GIVEN EXERCISE: Repeat, without any change, the entries presented below.

RECORDS FOR THE EXERCISE:
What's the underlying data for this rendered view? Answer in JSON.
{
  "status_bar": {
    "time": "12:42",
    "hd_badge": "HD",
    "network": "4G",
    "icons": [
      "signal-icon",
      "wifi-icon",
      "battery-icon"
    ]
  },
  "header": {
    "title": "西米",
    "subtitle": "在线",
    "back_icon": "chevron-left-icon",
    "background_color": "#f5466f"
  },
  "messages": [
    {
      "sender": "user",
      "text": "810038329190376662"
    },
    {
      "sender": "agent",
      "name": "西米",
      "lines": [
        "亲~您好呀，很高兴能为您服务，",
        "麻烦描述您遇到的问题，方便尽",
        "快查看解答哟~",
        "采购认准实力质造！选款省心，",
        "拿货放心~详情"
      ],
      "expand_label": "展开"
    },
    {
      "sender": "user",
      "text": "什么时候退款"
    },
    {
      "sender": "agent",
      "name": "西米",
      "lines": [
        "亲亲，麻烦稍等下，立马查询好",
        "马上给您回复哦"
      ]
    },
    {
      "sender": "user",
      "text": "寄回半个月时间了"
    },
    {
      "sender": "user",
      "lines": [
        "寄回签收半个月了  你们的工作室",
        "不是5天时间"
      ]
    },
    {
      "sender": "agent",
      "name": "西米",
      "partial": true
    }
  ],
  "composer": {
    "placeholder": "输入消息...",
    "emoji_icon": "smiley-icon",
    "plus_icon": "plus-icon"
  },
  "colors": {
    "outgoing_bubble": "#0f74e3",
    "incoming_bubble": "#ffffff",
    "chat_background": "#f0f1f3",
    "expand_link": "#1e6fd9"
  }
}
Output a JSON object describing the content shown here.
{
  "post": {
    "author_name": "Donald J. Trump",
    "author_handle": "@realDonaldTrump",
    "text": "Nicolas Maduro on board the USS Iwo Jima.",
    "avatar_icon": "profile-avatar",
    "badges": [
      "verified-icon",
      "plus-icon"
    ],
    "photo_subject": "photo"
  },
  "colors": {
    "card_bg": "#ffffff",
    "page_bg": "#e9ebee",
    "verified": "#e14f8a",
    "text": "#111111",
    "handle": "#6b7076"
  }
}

SOLUTION TO THIS TASK:
What's the underlying data for this rendered view? Answer in JSON.
{
  "status_bar": {
    "time": "12:42",
    "hd_badge": "HD",
    "network": "4G",
    "icons": [
      "signal-icon",
      "wifi-icon",
      "battery-icon"
    ]
  },
  "header": {
    "title": "西米",
    "subtitle": "在线",
    "back_icon": "chevron-left-icon",
    "background_color": "#f5466f"
  },
  "messages": [
    {
      "sender": "user",
      "text": "810038329190376662"
    },
    {
      "sender": "agent",
      "name": "西米",
      "lines": [
        "亲~您好呀，很高兴能为您服务，",
        "麻烦描述您遇到的问题，方便尽",
        "快查看解答哟~",
        "采购认准实力质造！选款省心，",
        "拿货放心~详情"
      ],
      "expand_label": "展开"
    },
    {
      "sender": "user",
      "text": "什么时候退款"
    },
    {
      "sender": "agent",
      "name": "西米",
      "lines": [
        "亲亲，麻烦稍等下，立马查询好",
        "马上给您回复哦"
      ]
    },
    {
      "sender": "user",
      "text": "寄回半个月时间了"
    },
    {
      "sender": "user",
      "lines": [
        "寄回签收半个月了  你们的工作室",
        "不是5天时间"
      ]
    },
    {
      "sender": "agent",
      "name": "西米",
      "partial": true
    }
  ],
  "composer": {
    "placeholder": "输入消息...",
    "emoji_icon": "smiley-icon",
    "plus_icon": "plus-icon"
  },
  "colors": {
    "outgoing_bubble": "#0f74e3",
    "incoming_bubble": "#ffffff",
    "chat_background": "#f0f1f3",
    "expand_link": "#1e6fd9"
  }
}
Output a JSON object describing the content shown here.
{
  "post": {
    "author_name": "Donald J. Trump",
    "author_handle": "@realDonaldTrump",
    "text": "Nicolas Maduro on board the USS Iwo Jima.",
    "avatar_icon": "profile-avatar",
    "badges": [
      "verified-icon",
      "plus-icon"
    ],
    "photo_subject": "photo"
  },
  "colors": {
    "card_bg": "#ffffff",
    "page_bg": "#e9ebee",
    "verified": "#e14f8a",
    "text": "#111111",
    "handle": "#6b7076"
  }
}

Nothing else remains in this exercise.